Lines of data
====

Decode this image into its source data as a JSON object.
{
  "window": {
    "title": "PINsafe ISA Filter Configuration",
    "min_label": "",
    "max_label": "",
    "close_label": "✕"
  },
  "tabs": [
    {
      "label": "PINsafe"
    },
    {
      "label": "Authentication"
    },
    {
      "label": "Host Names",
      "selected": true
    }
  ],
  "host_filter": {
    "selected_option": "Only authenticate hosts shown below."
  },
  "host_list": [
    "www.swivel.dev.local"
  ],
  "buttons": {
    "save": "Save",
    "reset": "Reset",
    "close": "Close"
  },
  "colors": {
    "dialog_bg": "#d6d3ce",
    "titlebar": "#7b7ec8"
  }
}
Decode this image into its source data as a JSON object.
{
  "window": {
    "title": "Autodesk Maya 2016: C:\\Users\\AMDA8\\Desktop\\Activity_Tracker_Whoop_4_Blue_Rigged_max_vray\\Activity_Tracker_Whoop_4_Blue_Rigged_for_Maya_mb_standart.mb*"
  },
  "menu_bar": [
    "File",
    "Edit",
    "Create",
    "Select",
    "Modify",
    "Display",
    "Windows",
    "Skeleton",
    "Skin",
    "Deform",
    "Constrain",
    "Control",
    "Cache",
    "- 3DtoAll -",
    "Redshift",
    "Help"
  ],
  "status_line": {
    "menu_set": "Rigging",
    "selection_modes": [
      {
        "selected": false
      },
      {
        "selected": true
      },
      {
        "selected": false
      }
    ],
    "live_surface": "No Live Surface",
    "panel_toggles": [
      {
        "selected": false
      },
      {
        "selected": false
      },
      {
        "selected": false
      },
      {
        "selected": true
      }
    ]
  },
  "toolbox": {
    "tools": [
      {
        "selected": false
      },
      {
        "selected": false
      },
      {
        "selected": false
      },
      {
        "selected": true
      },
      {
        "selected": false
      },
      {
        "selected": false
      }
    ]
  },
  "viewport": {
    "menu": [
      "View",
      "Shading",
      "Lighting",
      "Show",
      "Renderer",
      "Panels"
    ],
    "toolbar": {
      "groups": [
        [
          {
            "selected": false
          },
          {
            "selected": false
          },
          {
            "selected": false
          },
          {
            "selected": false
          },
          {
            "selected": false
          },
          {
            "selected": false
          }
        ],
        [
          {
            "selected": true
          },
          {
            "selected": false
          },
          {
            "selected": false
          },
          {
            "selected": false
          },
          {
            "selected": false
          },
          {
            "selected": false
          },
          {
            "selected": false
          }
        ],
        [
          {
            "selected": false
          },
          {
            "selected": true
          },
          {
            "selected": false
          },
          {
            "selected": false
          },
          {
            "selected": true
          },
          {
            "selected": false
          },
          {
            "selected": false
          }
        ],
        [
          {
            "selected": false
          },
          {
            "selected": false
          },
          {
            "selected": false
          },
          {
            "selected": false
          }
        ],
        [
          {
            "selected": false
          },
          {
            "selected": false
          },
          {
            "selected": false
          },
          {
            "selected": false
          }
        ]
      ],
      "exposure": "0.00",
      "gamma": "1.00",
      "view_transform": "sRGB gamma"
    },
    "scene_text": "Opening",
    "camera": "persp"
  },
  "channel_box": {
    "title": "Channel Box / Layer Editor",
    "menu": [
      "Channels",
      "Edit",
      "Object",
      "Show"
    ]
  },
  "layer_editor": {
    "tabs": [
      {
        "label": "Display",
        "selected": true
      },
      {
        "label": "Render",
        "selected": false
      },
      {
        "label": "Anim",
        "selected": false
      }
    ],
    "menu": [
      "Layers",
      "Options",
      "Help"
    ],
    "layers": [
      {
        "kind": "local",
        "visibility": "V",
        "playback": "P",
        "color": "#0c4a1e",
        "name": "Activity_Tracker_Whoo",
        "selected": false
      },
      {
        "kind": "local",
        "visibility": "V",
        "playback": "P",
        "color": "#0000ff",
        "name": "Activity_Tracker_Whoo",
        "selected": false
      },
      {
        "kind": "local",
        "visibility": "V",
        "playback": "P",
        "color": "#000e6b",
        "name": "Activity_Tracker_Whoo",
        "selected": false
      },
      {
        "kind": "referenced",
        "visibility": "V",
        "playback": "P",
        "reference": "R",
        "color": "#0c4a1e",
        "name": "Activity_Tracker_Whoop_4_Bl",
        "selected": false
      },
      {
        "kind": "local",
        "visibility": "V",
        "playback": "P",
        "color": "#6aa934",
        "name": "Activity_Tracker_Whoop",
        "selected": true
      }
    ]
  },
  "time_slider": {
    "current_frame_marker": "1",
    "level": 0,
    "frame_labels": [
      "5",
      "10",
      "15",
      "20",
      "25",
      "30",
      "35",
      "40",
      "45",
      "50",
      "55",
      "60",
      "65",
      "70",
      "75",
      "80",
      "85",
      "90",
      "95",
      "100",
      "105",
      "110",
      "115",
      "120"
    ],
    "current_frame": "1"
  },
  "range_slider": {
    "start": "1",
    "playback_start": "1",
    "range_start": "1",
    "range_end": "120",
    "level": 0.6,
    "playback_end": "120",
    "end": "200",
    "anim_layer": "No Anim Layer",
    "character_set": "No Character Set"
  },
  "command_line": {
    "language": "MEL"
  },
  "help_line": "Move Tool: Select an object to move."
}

====

*SET EXERCISE:*
Generate an exact reproduction of all entries.

*ANSWER BELOW:*
Decode this image into its source data as a JSON object.
{
  "window": {
    "title": "PINsafe ISA Filter Configuration",
    "min_label": "",
    "max_label": "",
    "close_label": "✕"
  },
  "tabs": [
    {
      "label": "PINsafe"
    },
    {
      "label": "Authentication"
    },
    {
      "label": "Host Names",
      "selected": true
    }
  ],
  "host_filter": {
    "selected_option": "Only authenticate hosts shown below."
  },
  "host_list": [
    "www.swivel.dev.local"
  ],
  "buttons": {
    "save": "Save",
    "reset": "Reset",
    "close": "Close"
  },
  "colors": {
    "dialog_bg": "#d6d3ce",
    "titlebar": "#7b7ec8"
  }
}
Decode this image into its source data as a JSON object.
{
  "window": {
    "title": "Autodesk Maya 2016: C:\\Users\\AMDA8\\Desktop\\Activity_Tracker_Whoop_4_Blue_Rigged_max_vray\\Activity_Tracker_Whoop_4_Blue_Rigged_for_Maya_mb_standart.mb*"
  },
  "menu_bar": [
    "File",
    "Edit",
    "Create",
    "Select",
    "Modify",
    "Display",
    "Windows",
    "Skeleton",
    "Skin",
    "Deform",
    "Constrain",
    "Control",
    "Cache",
    "- 3DtoAll -",
    "Redshift",
    "Help"
  ],
  "status_line": {
    "menu_set": "Rigging",
    "selection_modes": [
      {
        "selected": false
      },
      {
        "selected": true
      },
      {
        "selected": false
      }
    ],
    "live_surface": "No Live Surface",
    "panel_toggles": [
      {
        "selected": false
      },
      {
        "selected": false
      },
      {
        "selected": false
      },
      {
        "selected": true
      }
    ]
  },
  "toolbox": {
    "tools": [
      {
        "selected": false
      },
      {
        "selected": false
      },
      {
        "selected": false
      },
      {
        "selected": true
      },
      {
        "selected": false
      },
      {
        "selected": false
      }
    ]
  },
  "viewport": {
    "menu": [
      "View",
      "Shading",
      "Lighting",
      "Show",
      "Renderer",
      "Panels"
    ],
    "toolbar": {
      "groups": [
        [
          {
            "selected": false
          },
          {
            "selected": false
          },
          {
            "selected": false
          },
          {
            "selected": false
          },
          {
            "selected": false
          },
          {
            "selected": false
          }
        ],
        [
          {
            "selected": true
          },
          {
            "selected": false
          },
          {
            "selected": false
          },
          {
            "selected": false
          },
          {
            "selected": false
          },
          {
            "selected": false
          },
          {
            "selected": false
          }
        ],
        [
          {
            "selected": false
          },
          {
            "selected": true
          },
          {
            "selected": false
          },
          {
            "selected": false
          },
          {
            "selected": true
          },
          {
            "selected": false
          },
          {
            "selected": false
          }
        ],
        [
          {
            "selected": false
          },
          {
            "selected": false
          },
          {
            "selected": false
          },
          {
            "selected": false
          }
        ],
        [
          {
            "selected": false
          },
          {
            "selected": false
          },
          {
            "selected": false
          },
          {
            "selected": false
          }
        ]
      ],
      "exposure": "0.00",
      "gamma": "1.00",
      "view_transform": "sRGB gamma"
    },
    "scene_text": "Opening",
    "camera": "persp"
  },
  "channel_box": {
    "title": "Channel Box / Layer Editor",
    "menu": [
      "Channels",
      "Edit",
      "Object",
      "Show"
    ]
  },
  "layer_editor": {
    "tabs": [
      {
        "label": "Display",
        "selected": true
      },
      {
        "label": "Render",
        "selected": false
      },
      {
        "label": "Anim",
        "selected": false
      }
    ],
    "menu": [
      "Layers",
      "Options",
      "Help"
    ],
    "layers": [
      {
        "kind": "local",
        "visibility": "V",
        "playback": "P",
        "color": "#0c4a1e",
        "name": "Activity_Tracker_Whoo",
        "selected": false
      },
      {
        "kind": "local",
        "visibility": "V",
        "playback": "P",
        "color": "#0000ff",
        "name": "Activity_Tracker_Whoo",
        "selected": false
      },
      {
        "kind": "local",
        "visibility": "V",
        "playback": "P",
        "color": "#000e6b",
        "name": "Activity_Tracker_Whoo",
        "selected": false
      },
      {
        "kind": "referenced",
        "visibility": "V",
        "playback": "P",
        "reference": "R",
        "color": "#0c4a1e",
        "name": "Activity_Tracker_Whoop_4_Bl",
        "selected": false
      },
      {
        "kind": "local",
        "visibility": "V",
        "playback": "P",
        "color": "#6aa934",
        "name": "Activity_Tracker_Whoop",
        "selected": true
      }
    ]
  },
  "time_slider": {
    "current_frame_marker": "1",
    "level": 0,
    "frame_labels": [
      "5",
      "10",
      "15",
      "20",
      "25",
      "30",
      "35",
      "40",
      "45",
      "50",
      "55",
      "60",
      "65",
      "70",
      "75",
      "80",
      "85",
      "90",
      "95",
      "100",
      "105",
      "110",
      "115",
      "120"
    ],
    "current_frame": "1"
  },
  "range_slider": {
    "start": "1",
    "playback_start": "1",
    "range_start": "1",
    "range_end": "120",
    "level": 0.6,
    "playback_end": "120",
    "end": "200",
    "anim_layer": "No Anim Layer",
    "character_set": "No Character Set"
  },
  "command_line": {
    "language": "MEL"
  },
  "help_line": "Move Tool: Select an object to move."
}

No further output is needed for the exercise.